#### Problem description:
Using the material that follows, identify and copy each line with the string "JSON".

#### Records for the exercise:
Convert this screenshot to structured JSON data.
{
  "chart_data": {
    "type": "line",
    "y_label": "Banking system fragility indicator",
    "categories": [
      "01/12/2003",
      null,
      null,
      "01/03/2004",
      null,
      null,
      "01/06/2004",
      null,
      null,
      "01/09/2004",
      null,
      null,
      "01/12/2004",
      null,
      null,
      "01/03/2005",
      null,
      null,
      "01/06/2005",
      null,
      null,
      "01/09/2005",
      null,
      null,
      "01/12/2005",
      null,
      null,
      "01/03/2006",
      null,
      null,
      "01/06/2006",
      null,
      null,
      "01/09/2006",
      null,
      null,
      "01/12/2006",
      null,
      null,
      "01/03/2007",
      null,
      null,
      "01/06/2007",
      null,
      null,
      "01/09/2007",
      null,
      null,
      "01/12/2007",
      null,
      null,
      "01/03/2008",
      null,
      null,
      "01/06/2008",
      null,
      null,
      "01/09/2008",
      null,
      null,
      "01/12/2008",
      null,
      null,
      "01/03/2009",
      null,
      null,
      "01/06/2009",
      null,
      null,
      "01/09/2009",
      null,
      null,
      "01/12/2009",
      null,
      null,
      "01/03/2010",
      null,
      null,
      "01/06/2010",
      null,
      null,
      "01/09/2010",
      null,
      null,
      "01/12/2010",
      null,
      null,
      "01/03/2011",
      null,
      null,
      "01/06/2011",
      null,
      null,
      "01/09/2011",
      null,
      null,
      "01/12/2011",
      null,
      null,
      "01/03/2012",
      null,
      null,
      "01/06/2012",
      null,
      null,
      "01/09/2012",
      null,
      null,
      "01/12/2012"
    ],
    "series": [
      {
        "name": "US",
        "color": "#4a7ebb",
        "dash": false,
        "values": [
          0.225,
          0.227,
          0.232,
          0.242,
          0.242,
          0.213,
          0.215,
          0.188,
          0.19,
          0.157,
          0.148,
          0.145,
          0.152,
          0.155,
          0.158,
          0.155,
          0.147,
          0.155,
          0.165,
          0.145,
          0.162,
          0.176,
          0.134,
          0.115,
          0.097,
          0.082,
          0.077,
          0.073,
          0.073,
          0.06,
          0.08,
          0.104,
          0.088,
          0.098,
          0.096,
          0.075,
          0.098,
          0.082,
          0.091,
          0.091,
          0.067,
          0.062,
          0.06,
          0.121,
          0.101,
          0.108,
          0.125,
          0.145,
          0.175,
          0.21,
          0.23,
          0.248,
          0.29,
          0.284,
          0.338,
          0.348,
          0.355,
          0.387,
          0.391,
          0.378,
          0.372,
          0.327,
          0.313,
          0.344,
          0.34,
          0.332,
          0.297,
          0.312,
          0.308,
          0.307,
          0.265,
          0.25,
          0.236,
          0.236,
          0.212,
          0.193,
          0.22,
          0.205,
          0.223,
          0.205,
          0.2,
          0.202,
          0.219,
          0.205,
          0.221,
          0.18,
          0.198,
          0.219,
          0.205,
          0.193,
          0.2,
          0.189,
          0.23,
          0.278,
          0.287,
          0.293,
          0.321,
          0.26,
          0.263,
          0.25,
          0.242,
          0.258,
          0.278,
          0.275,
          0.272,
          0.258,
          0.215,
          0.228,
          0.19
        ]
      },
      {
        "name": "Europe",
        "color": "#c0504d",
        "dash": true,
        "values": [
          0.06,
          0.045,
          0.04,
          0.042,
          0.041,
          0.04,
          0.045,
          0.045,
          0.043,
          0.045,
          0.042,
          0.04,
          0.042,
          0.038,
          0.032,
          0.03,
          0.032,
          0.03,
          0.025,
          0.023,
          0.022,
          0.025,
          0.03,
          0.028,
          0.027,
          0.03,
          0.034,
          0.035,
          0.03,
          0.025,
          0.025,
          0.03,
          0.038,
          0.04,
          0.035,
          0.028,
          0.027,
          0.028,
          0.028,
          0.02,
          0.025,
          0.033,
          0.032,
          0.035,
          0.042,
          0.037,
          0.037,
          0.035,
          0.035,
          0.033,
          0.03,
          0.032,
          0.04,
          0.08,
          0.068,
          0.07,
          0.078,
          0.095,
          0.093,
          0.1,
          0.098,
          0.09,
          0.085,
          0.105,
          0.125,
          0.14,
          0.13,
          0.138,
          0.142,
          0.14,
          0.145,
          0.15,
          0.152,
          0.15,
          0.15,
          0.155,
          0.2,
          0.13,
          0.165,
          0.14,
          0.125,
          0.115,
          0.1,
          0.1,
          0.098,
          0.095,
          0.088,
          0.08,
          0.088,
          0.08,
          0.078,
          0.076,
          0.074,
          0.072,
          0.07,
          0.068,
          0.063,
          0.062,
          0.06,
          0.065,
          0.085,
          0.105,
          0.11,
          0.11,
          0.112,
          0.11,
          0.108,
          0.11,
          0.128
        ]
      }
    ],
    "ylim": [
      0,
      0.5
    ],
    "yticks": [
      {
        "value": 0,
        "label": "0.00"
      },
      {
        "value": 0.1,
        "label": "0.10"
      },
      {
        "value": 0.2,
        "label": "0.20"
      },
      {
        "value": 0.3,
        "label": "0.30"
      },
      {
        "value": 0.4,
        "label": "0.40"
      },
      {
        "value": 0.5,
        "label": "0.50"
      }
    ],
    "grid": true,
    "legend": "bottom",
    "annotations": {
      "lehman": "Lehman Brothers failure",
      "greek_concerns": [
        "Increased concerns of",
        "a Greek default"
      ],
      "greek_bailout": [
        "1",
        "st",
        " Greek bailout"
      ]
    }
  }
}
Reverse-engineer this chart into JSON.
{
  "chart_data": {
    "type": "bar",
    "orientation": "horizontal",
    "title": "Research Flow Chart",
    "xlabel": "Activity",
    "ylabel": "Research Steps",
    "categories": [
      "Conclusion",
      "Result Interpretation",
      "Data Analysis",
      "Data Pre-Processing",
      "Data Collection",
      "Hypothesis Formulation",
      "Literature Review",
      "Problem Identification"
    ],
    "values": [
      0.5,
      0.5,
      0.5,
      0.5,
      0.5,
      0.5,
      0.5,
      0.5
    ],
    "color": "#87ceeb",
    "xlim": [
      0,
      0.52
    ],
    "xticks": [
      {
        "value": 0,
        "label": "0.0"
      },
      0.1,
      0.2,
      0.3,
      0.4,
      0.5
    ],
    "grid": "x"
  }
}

#### Problem solution:
Convert this screenshot to structured JSON data.
Reverse-engineer this chart into JSON.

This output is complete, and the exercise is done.